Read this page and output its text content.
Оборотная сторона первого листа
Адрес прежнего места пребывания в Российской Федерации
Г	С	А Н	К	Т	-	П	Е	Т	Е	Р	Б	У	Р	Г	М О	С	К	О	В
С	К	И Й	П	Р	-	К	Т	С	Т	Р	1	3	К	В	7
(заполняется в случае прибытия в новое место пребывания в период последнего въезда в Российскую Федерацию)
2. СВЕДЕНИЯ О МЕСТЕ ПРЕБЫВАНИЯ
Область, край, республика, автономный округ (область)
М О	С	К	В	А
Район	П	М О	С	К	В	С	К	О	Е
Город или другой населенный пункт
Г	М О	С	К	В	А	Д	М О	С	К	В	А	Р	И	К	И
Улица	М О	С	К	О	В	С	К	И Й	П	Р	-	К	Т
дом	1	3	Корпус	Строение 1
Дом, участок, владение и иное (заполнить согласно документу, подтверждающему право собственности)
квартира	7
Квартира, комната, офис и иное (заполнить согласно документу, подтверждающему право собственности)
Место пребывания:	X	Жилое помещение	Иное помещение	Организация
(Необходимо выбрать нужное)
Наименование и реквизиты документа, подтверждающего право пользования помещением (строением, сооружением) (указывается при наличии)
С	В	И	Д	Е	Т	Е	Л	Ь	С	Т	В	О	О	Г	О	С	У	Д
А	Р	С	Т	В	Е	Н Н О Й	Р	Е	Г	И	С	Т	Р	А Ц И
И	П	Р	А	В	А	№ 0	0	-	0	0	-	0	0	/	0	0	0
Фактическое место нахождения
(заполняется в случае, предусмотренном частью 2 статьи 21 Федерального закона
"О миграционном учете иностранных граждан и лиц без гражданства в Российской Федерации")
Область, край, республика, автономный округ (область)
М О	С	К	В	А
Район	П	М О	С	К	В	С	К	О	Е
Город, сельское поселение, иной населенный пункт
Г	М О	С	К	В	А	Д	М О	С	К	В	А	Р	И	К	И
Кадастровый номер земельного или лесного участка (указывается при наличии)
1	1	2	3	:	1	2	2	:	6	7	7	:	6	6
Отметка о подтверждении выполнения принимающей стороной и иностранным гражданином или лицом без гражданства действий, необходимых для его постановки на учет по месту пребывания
______
All of the data needs to be printed once more, exactly.

Read this page and output its text content.
Оборотная сторона первого листа
Адрес прежнего места пребывания в Российской Федерации
Г	С	А Н	К	Т	-	П	Е	Т	Е	Р	Б	У	Р	Г	М О	С	К	О	В
С	К	И Й	П	Р	-	К	Т	С	Т	Р	1	3	К	В	7
(заполняется в случае прибытия в новое место пребывания в период последнего въезда в Российскую Федерацию)
2. СВЕДЕНИЯ О МЕСТЕ ПРЕБЫВАНИЯ
Область, край, республика, автономный округ (область)
М О	С	К	В	А
Район	П	М О	С	К	В	С	К	О	Е
Город или другой населенный пункт
Г	М О	С	К	В	А	Д	М О	С	К	В	А	Р	И	К	И
Улица	М О	С	К	О	В	С	К	И Й	П	Р	-	К	Т
дом	1	3	Корпус	Строение 1
Дом, участок, владение и иное (заполнить согласно документу, подтверждающему право собственности)
квартира	7
Квартира, комната, офис и иное (заполнить согласно документу, подтверждающему право собственности)
Место пребывания:	X	Жилое помещение	Иное помещение	Организация
(Необходимо выбрать нужное)
Наименование и реквизиты документа, подтверждающего право пользования помещением (строением, сооружением) (указывается при наличии)
С	В	И	Д	Е	Т	Е	Л	Ь	С	Т	В	О	О	Г	О	С	У	Д
А	Р	С	Т	В	Е	Н Н О Й	Р	Е	Г	И	С	Т	Р	А Ц И
И	П	Р	А	В	А	№ 0	0	-	0	0	-	0	0	/	0	0	0
Фактическое место нахождения
(заполняется в случае, предусмотренном частью 2 статьи 21 Федерального закона
"О миграционном учете иностранных граждан и лиц без гражданства в Российской Федерации")
Область, край, республика, автономный округ (область)
М О	С	К	В	А
Район	П	М О	С	К	В	С	К	О	Е
Город, сельское поселение, иной населенный пункт
Г	М О	С	К	В	А	Д	М О	С	К	В	А	Р	И	К	И
Кадастровый номер земельного или лесного участка (указывается при наличии)
1	1	2	3	:	1	2	2	:	6	7	7	:	6	6
Отметка о подтверждении выполнения принимающей стороной и иностранным гражданином или лицом без гражданства действий, необходимых для его постановки на учет по месту пребывания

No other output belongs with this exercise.